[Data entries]
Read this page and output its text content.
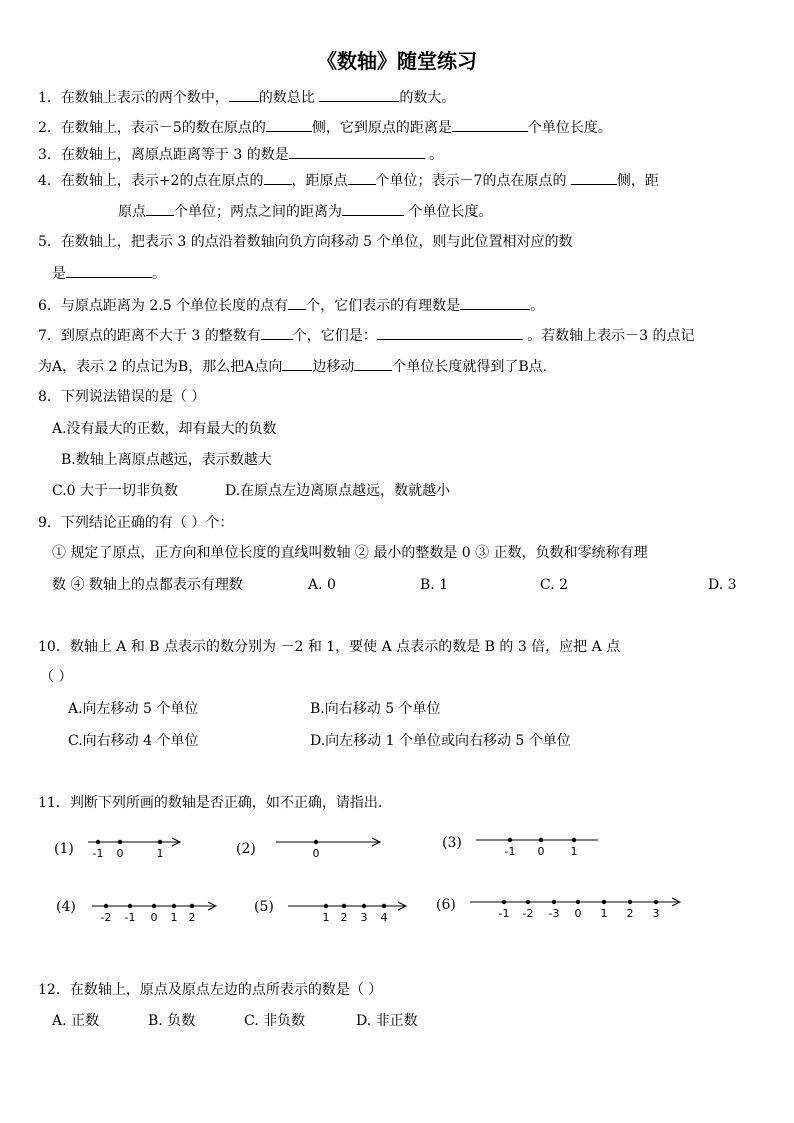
《数轴》随堂练习
1．在数轴上表示的两个数中， 的数总比	的数大。
2．在数轴上，表示－5的数在原点的	侧，它到原点的距离是	个单位长度。
3．在数轴上，离原点距离等于 3 的数是	。
4．在数轴上，表示+2的点在原点的 ，距原点 个单位；表示－7的点在原点的	侧，距
原点 个单位；两点之间的距离为	个单位长度。
5．在数轴上，把表示 3 的点沿着数轴向负方向移动 5 个单位，则与此位置相对应的数
是	。
6．与原点距离为 2.5 个单位长度的点有 个，它们表示的有理数是	。
7．到原点的距离不大于 3 的整数有 个，它们是：	。若数轴上表示－3 的点记
为A，表示 2 的点记为B，那么把A点向 边移动	个单位长度就得到了B点.
8．下列说法错误的是（ ）
A.没有最大的正数，却有最大的负数
B.数轴上离原点越远，表示数越大
C.0 大于一切非负数	D.在原点左边离原点越远，数就越小
9．下列结论正确的有（ ）个：
① 规定了原点，正方向和单位长度的直线叫数轴 ② 最小的整数是 0 ③ 正数，负数和零统称有理
数 ④ 数轴上的点都表示有理数	A. 0	B. 1	C. 2	D. 3
10．数轴上 A 和 B 点表示的数分别为 －2 和 1，要使 A 点表示的数是 B 的 3 倍，应把 A 点
（ ）
A.向左移动 5 个单位	B.向右移动 5 个单位
C.向右移动 4 个单位	D.向左移动 1 个单位或向右移动 5 个单位
11．判断下列所画的数轴是否正确，如不正确，请指出.
(1) -1 0	1	(2)	0
(3)
-1 0 1
(4)
-2 -1 0 1 2
(5)
1 2 3 4
(6)
-1 -2 -3 0 1 2 3
12．在数轴上，原点及原点左边的点所表示的数是（ ）
A. 正数	B. 负数	C. 非负数	D. 非正数
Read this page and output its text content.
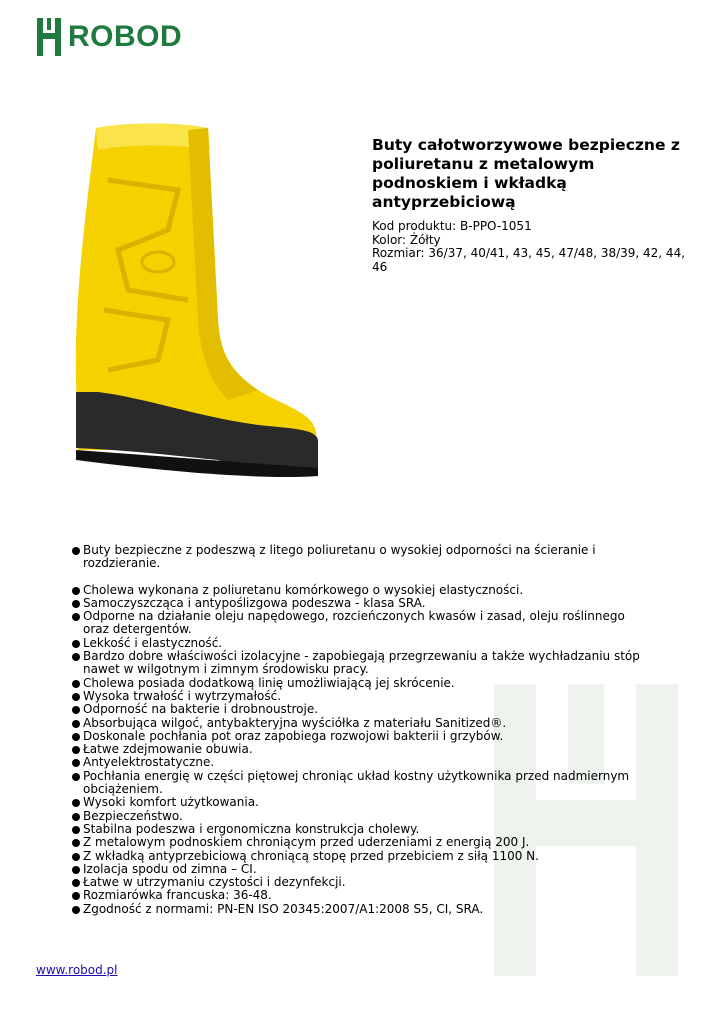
ROBOD
Buty całotworzywowe bezpieczne z poliuretanu z metalowym podnoskiem i wkładką antyprzebiciową
Kod produktu: B-PPO-1051
Kolor: Żółty
Rozmiar: 36/37, 40/41, 43, 45, 47/48, 38/39, 42, 44, 46
Buty bezpieczne z podeszwą z litego poliuretanu o wysokiej odporności na ścieranie i rozdzieranie.
Cholewa wykonana z poliuretanu komórkowego o wysokiej elastyczności.
Samoczyszcząca i antypoślizgowa podeszwa - klasa SRA.
Odporne na działanie oleju napędowego, rozcieńczonych kwasów i zasad, oleju roślinnego oraz detergentów.
Lekkość i elastyczność.
Bardzo dobre właściwości izolacyjne - zapobiegają przegrzewaniu a także wychładzaniu stóp nawet w wilgotnym i zimnym środowisku pracy.
Cholewa posiada dodatkową linię umożliwiającą jej skrócenie.
Wysoka trwałość i wytrzymałość.
Odporność na bakterie i drobnoustroje.
Absorbująca wilgoć, antybakteryjna wyściółka z materiału Sanitized®.
Doskonale pochłania pot oraz zapobiega rozwojowi bakterii i grzybów.
Łatwe zdejmowanie obuwia.
Antyelektrostatyczne.
Pochłania energię w części piętowej chroniąc układ kostny użytkownika przed nadmiernym obciążeniem.
Wysoki komfort użytkowania.
Bezpieczeństwo.
Stabilna podeszwa i ergonomiczna konstrukcja cholewy.
Z metalowym podnoskiem chroniącym przed uderzeniami z energią 200 J.
Z wkładką antyprzebiciową chroniącą stopę przed przebiciem z siłą 1100 N.
Izolacja spodu od zimna – CI.
Łatwe w utrzymaniu czystości i dezynfekcji.
Rozmiarówka francuska: 36-48.
Zgodność z normami: PN-EN ISO 20345:2007/A1:2008 S5, CI, SRA.
www.robod.pl
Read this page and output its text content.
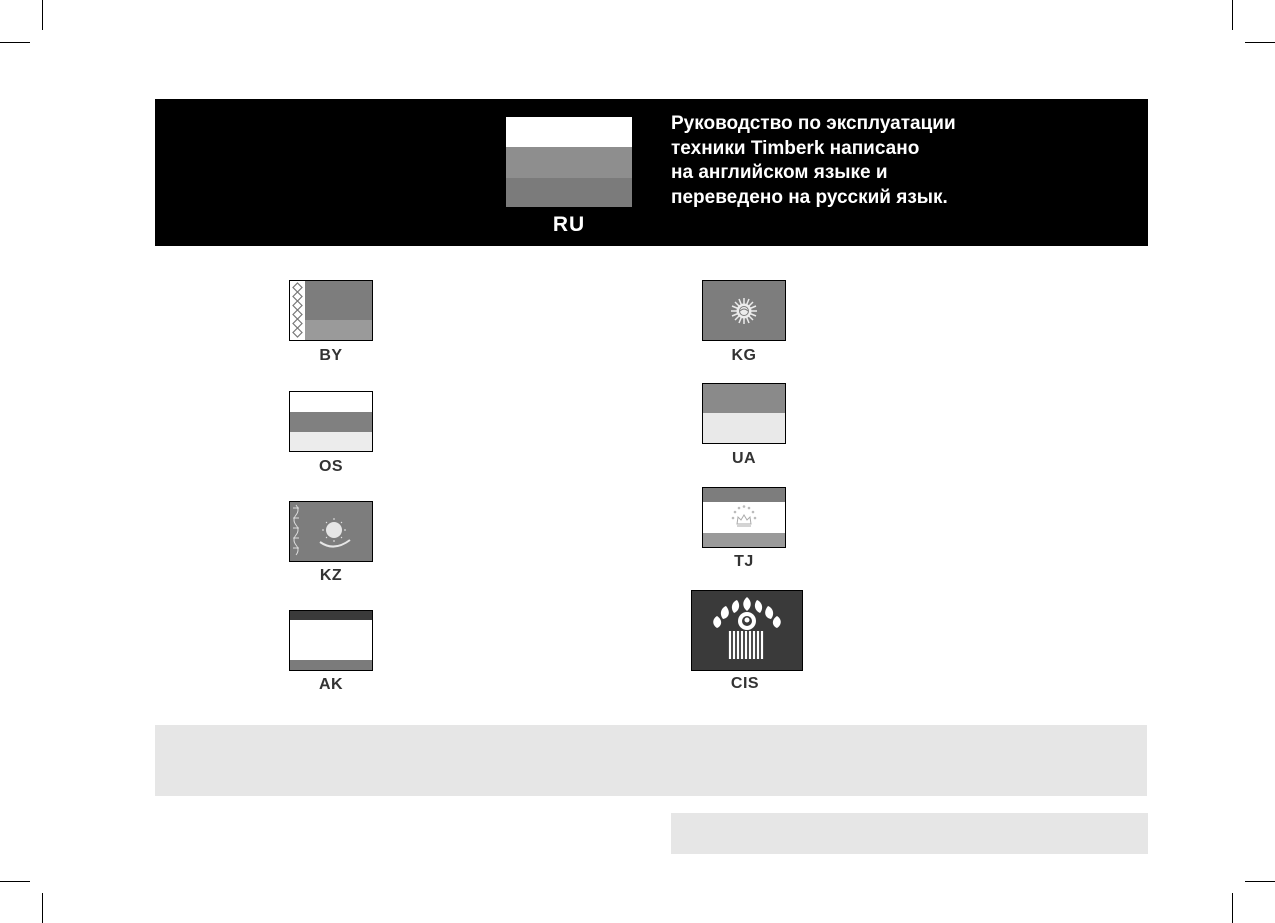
RU
Руководство по эксплуатации
техники Timberk написано
на английском языке и
переведено на русский язык.
BY
OS
KZ
AK
KG
UA
TJ
CIS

**Exercise instructions**
Quote every record above exactly, leaving out the pictures.

**The answer**
Read this page and output its text content.
《数轴》随堂练习
1．在数轴上表示的两个数中， 的数总比	的数大。
2．在数轴上，表示－5的数在原点的	侧，它到原点的距离是	个单位长度。
3．在数轴上，离原点距离等于 3 的数是	。
4．在数轴上，表示+2的点在原点的 ，距原点 个单位；表示－7的点在原点的	侧，距
原点 个单位；两点之间的距离为	个单位长度。
5．在数轴上，把表示 3 的点沿着数轴向负方向移动 5 个单位，则与此位置相对应的数
是	。
6．与原点距离为 2.5 个单位长度的点有 个，它们表示的有理数是	。
7．到原点的距离不大于 3 的整数有 个，它们是：	。若数轴上表示－3 的点记
为A，表示 2 的点记为B，那么把A点向 边移动	个单位长度就得到了B点.
8．下列说法错误的是（ ）
A.没有最大的正数，却有最大的负数
B.数轴上离原点越远，表示数越大
C.0 大于一切非负数	D.在原点左边离原点越远，数就越小
9．下列结论正确的有（ ）个：
① 规定了原点，正方向和单位长度的直线叫数轴 ② 最小的整数是 0 ③ 正数，负数和零统称有理
数 ④ 数轴上的点都表示有理数	A. 0	B. 1	C. 2	D. 3
10．数轴上 A 和 B 点表示的数分别为 －2 和 1，要使 A 点表示的数是 B 的 3 倍，应把 A 点
（ ）
A.向左移动 5 个单位	B.向右移动 5 个单位
C.向右移动 4 个单位	D.向左移动 1 个单位或向右移动 5 个单位
11．判断下列所画的数轴是否正确，如不正确，请指出.
(1) -1 0	1	(2)	0
(3)
-1 0 1
(4)
-2 -1 0 1 2
(5)
1 2 3 4
(6)
-1 -2 -3 0 1 2 3
12．在数轴上，原点及原点左边的点所表示的数是（ ）
A. 正数	B. 负数	C. 非负数	D. 非正数
Read this page and output its text content.
ROBOD
Buty całotworzywowe bezpieczne z poliuretanu z metalowym podnoskiem i wkładką antyprzebiciową
Kod produktu: B-PPO-1051
Kolor: Żółty
Rozmiar: 36/37, 40/41, 43, 45, 47/48, 38/39, 42, 44, 46
Buty bezpieczne z podeszwą z litego poliuretanu o wysokiej odporności na ścieranie i rozdzieranie.
Cholewa wykonana z poliuretanu komórkowego o wysokiej elastyczności.
Samoczyszcząca i antypoślizgowa podeszwa - klasa SRA.
Odporne na działanie oleju napędowego, rozcieńczonych kwasów i zasad, oleju roślinnego oraz detergentów.
Lekkość i elastyczność.
Bardzo dobre właściwości izolacyjne - zapobiegają przegrzewaniu a także wychładzaniu stóp nawet w wilgotnym i zimnym środowisku pracy.
Cholewa posiada dodatkową linię umożliwiającą jej skrócenie.
Wysoka trwałość i wytrzymałość.
Odporność na bakterie i drobnoustroje.
Absorbująca wilgoć, antybakteryjna wyściółka z materiału Sanitized®.
Doskonale pochłania pot oraz zapobiega rozwojowi bakterii i grzybów.
Łatwe zdejmowanie obuwia.
Antyelektrostatyczne.
Pochłania energię w części piętowej chroniąc układ kostny użytkownika przed nadmiernym obciążeniem.
Wysoki komfort użytkowania.
Bezpieczeństwo.
Stabilna podeszwa i ergonomiczna konstrukcja cholewy.
Z metalowym podnoskiem chroniącym przed uderzeniami z energią 200 J.
Z wkładką antyprzebiciową chroniącą stopę przed przebiciem z siłą 1100 N.
Izolacja spodu od zimna – CI.
Łatwe w utrzymaniu czystości i dezynfekcji.
Rozmiarówka francuska: 36-48.
Zgodność z normami: PN-EN ISO 20345:2007/A1:2008 S5, CI, SRA.
www.robod.pl
Read this page and output its text content.
RU
Руководство по эксплуатации
техники Timberk написано
на английском языке и
переведено на русский язык.
BY
OS
KZ
AK
KG
UA
TJ
CIS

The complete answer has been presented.